Work instructions >> Only lines holding the word "valid" should be copied from the material.
## start Records
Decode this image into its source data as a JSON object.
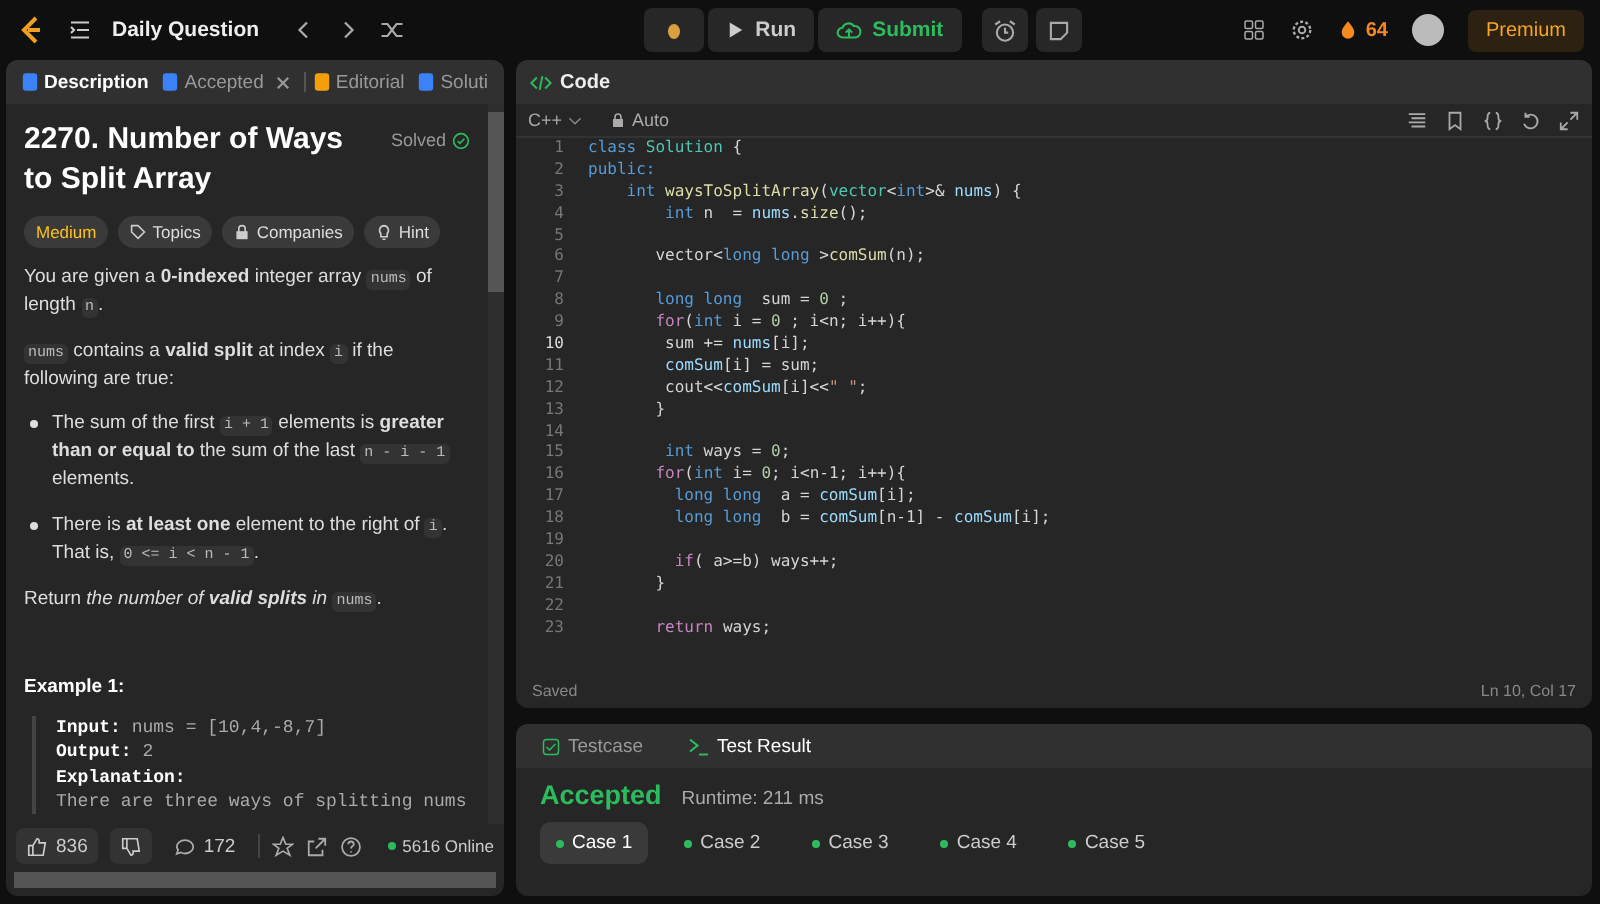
{
  "topbar": {
    "title": "Daily Question",
    "run": "Run",
    "submit": "Submit",
    "streak": "64",
    "premium": "Premium"
  },
  "left_tabs": [
    {
      "label": "Description",
      "kind": "description",
      "selected": true,
      "closable": false
    },
    {
      "label": "Accepted",
      "kind": "accepted",
      "selected": false,
      "closable": true
    },
    {
      "label": "Editorial",
      "kind": "editorial",
      "selected": false,
      "closable": false
    },
    {
      "label": "Soluti",
      "kind": "solutions",
      "selected": false,
      "closable": false
    }
  ],
  "problem": {
    "title": "2270. Number of Ways to Split Array",
    "status": "Solved",
    "difficulty": "Medium",
    "tags": [
      {
        "label": "Topics",
        "kind": "tag"
      },
      {
        "label": "Companies",
        "kind": "lock"
      },
      {
        "label": "Hint",
        "kind": "bulb"
      }
    ],
    "paragraphs": [
      {
        "kind": "p",
        "parts": [
          {
            "kind": "text",
            "text": "You are given a **0-indexed** integer array "
          },
          {
            "kind": "code",
            "text": "nums"
          },
          {
            "kind": "text",
            "text": " of length "
          },
          {
            "kind": "code",
            "text": "n"
          },
          {
            "kind": "text",
            "text": "."
          }
        ]
      },
      {
        "kind": "p",
        "parts": [
          {
            "kind": "code",
            "text": "nums"
          },
          {
            "kind": "text",
            "text": " contains a **valid split** at index "
          },
          {
            "kind": "code",
            "text": "i"
          },
          {
            "kind": "text",
            "text": " if the following are true:"
          }
        ]
      },
      {
        "kind": "li",
        "parts": [
          {
            "kind": "text",
            "text": "The sum of the first "
          },
          {
            "kind": "code",
            "text": "i + 1"
          },
          {
            "kind": "text",
            "text": " elements is **greater than or equal to** the sum of the last "
          },
          {
            "kind": "code",
            "text": "n - i - 1"
          },
          {
            "kind": "text",
            "text": " elements."
          }
        ]
      },
      {
        "kind": "li",
        "parts": [
          {
            "kind": "text",
            "text": "There is **at least one** element to the right of "
          },
          {
            "kind": "code",
            "text": "i"
          },
          {
            "kind": "text",
            "text": ". That is, "
          },
          {
            "kind": "code",
            "text": "0 <= i < n - 1"
          },
          {
            "kind": "text",
            "text": "."
          }
        ]
      },
      {
        "kind": "p",
        "parts": [
          {
            "kind": "text",
            "text": "Return "
          },
          {
            "kind": "em",
            "text": "the number of **valid splits** in "
          },
          {
            "kind": "code",
            "text": "nums"
          },
          {
            "kind": "text",
            "text": "."
          }
        ]
      }
    ],
    "example_title": "Example 1:",
    "example_lines": [
      {
        "label": "Input:",
        "text": "nums = [10,4,-8,7]"
      },
      {
        "label": "Output:",
        "text": "2"
      },
      {
        "label": "Explanation:"
      },
      {
        "text": "There are three ways of splitting nums"
      }
    ]
  },
  "footer": {
    "likes": "836",
    "comments": "172",
    "online": "5616 Online"
  },
  "code_panel": {
    "title": "Code",
    "language": "C++",
    "mode": "Auto",
    "status": "Saved",
    "cursor": "Ln 10, Col 17",
    "lines": [
      {
        "n": "1",
        "current": false,
        "tokens": [
          {
            "kind": "kw",
            "text": "class"
          },
          {
            "kind": "ty",
            "text": " Solution"
          },
          {
            "kind": "p",
            "text": " {"
          }
        ]
      },
      {
        "n": "2",
        "current": false,
        "tokens": [
          {
            "kind": "kw",
            "text": "public:"
          }
        ]
      },
      {
        "n": "3",
        "current": false,
        "tokens": [
          {
            "kind": "kw",
            "text": "    int"
          },
          {
            "kind": "fn",
            "text": " waysToSplitArray"
          },
          {
            "kind": "p",
            "text": "("
          },
          {
            "kind": "ty",
            "text": "vector"
          },
          {
            "kind": "p",
            "text": "<"
          },
          {
            "kind": "kw",
            "text": "int"
          },
          {
            "kind": "p",
            "text": ">&"
          },
          {
            "kind": "var",
            "text": " nums"
          },
          {
            "kind": "p",
            "text": ") {"
          }
        ]
      },
      {
        "n": "4",
        "current": false,
        "tokens": [
          {
            "kind": "kw",
            "text": "        int"
          },
          {
            "kind": "p",
            "text": " n  ="
          },
          {
            "kind": "var",
            "text": " nums"
          },
          {
            "kind": "p",
            "text": "."
          },
          {
            "kind": "fn",
            "text": "size"
          },
          {
            "kind": "p",
            "text": "();"
          }
        ]
      },
      {
        "n": "5",
        "current": false
      },
      {
        "n": "6",
        "current": false,
        "tokens": [
          {
            "kind": "p",
            "text": "       vector<"
          },
          {
            "kind": "kw",
            "text": "long long"
          },
          {
            "kind": "p",
            "text": " >"
          },
          {
            "kind": "fn",
            "text": "comSum"
          },
          {
            "kind": "p",
            "text": "(n);"
          }
        ]
      },
      {
        "n": "7",
        "current": false
      },
      {
        "n": "8",
        "current": false,
        "tokens": [
          {
            "kind": "kw",
            "text": "       long long"
          },
          {
            "kind": "p",
            "text": "  sum ="
          },
          {
            "kind": "num",
            "text": " 0"
          },
          {
            "kind": "p",
            "text": " ;"
          }
        ]
      },
      {
        "n": "9",
        "current": false,
        "tokens": [
          {
            "kind": "ctl",
            "text": "       for"
          },
          {
            "kind": "p",
            "text": "("
          },
          {
            "kind": "kw",
            "text": "int"
          },
          {
            "kind": "p",
            "text": " i ="
          },
          {
            "kind": "num",
            "text": " 0"
          },
          {
            "kind": "p",
            "text": " ; i<n; i++){"
          }
        ]
      },
      {
        "n": "10",
        "current": true,
        "tokens": [
          {
            "kind": "p",
            "text": "        sum +="
          },
          {
            "kind": "var",
            "text": " nums"
          },
          {
            "kind": "p",
            "text": "[i];"
          }
        ]
      },
      {
        "n": "11",
        "current": false,
        "tokens": [
          {
            "kind": "var",
            "text": "        comSum"
          },
          {
            "kind": "p",
            "text": "[i] = sum;"
          }
        ]
      },
      {
        "n": "12",
        "current": false,
        "tokens": [
          {
            "kind": "p",
            "text": "        cout<<"
          },
          {
            "kind": "var",
            "text": "comSum"
          },
          {
            "kind": "p",
            "text": "[i]<<"
          },
          {
            "kind": "str",
            "text": "\" \""
          },
          {
            "kind": "p",
            "text": ";"
          }
        ]
      },
      {
        "n": "13",
        "current": false,
        "tokens": [
          {
            "kind": "p",
            "text": "       }"
          }
        ]
      },
      {
        "n": "14",
        "current": false
      },
      {
        "n": "15",
        "current": false,
        "tokens": [
          {
            "kind": "kw",
            "text": "        int"
          },
          {
            "kind": "p",
            "text": " ways ="
          },
          {
            "kind": "num",
            "text": " 0"
          },
          {
            "kind": "p",
            "text": ";"
          }
        ]
      },
      {
        "n": "16",
        "current": false,
        "tokens": [
          {
            "kind": "ctl",
            "text": "       for"
          },
          {
            "kind": "p",
            "text": "("
          },
          {
            "kind": "kw",
            "text": "int"
          },
          {
            "kind": "p",
            "text": " i="
          },
          {
            "kind": "num",
            "text": " 0"
          },
          {
            "kind": "p",
            "text": "; i<n-1; i++){"
          }
        ]
      },
      {
        "n": "17",
        "current": false,
        "tokens": [
          {
            "kind": "kw",
            "text": "         long long"
          },
          {
            "kind": "p",
            "text": "  a ="
          },
          {
            "kind": "var",
            "text": " comSum"
          },
          {
            "kind": "p",
            "text": "[i];"
          }
        ]
      },
      {
        "n": "18",
        "current": false,
        "tokens": [
          {
            "kind": "kw",
            "text": "         long long"
          },
          {
            "kind": "p",
            "text": "  b ="
          },
          {
            "kind": "var",
            "text": " comSum"
          },
          {
            "kind": "p",
            "text": "[n-1] -"
          },
          {
            "kind": "var",
            "text": " comSum"
          },
          {
            "kind": "p",
            "text": "[i];"
          }
        ]
      },
      {
        "n": "19",
        "current": false
      },
      {
        "n": "20",
        "current": false,
        "tokens": [
          {
            "kind": "ctl",
            "text": "         if"
          },
          {
            "kind": "p",
            "text": "( a>=b) ways++;"
          }
        ]
      },
      {
        "n": "21",
        "current": false,
        "tokens": [
          {
            "kind": "p",
            "text": "       }"
          }
        ]
      },
      {
        "n": "22",
        "current": false
      },
      {
        "n": "23",
        "current": false,
        "tokens": [
          {
            "kind": "ctl",
            "text": "       return"
          },
          {
            "kind": "p",
            "text": " ways;"
          }
        ]
      }
    ]
  },
  "result_panel": {
    "tabs": [
      {
        "label": "Testcase",
        "kind": "testcase",
        "selected": false
      },
      {
        "label": "Test Result",
        "kind": "result",
        "selected": true
      }
    ],
    "verdict": "Accepted",
    "runtime": "Runtime: 211 ms",
    "cases": [
      {
        "label": "Case 1",
        "selected": true
      },
      {
        "label": "Case 2",
        "selected": false
      },
      {
        "label": "Case 3",
        "selected": false
      },
      {
        "label": "Case 4",
        "selected": false
      },
      {
        "label": "Case 5",
        "selected": false
      }
    ]
  }
}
## end Records
Result of the exercise >>
            "text": " contains a **valid split** at index "
            "text": "the number of **valid splits** in "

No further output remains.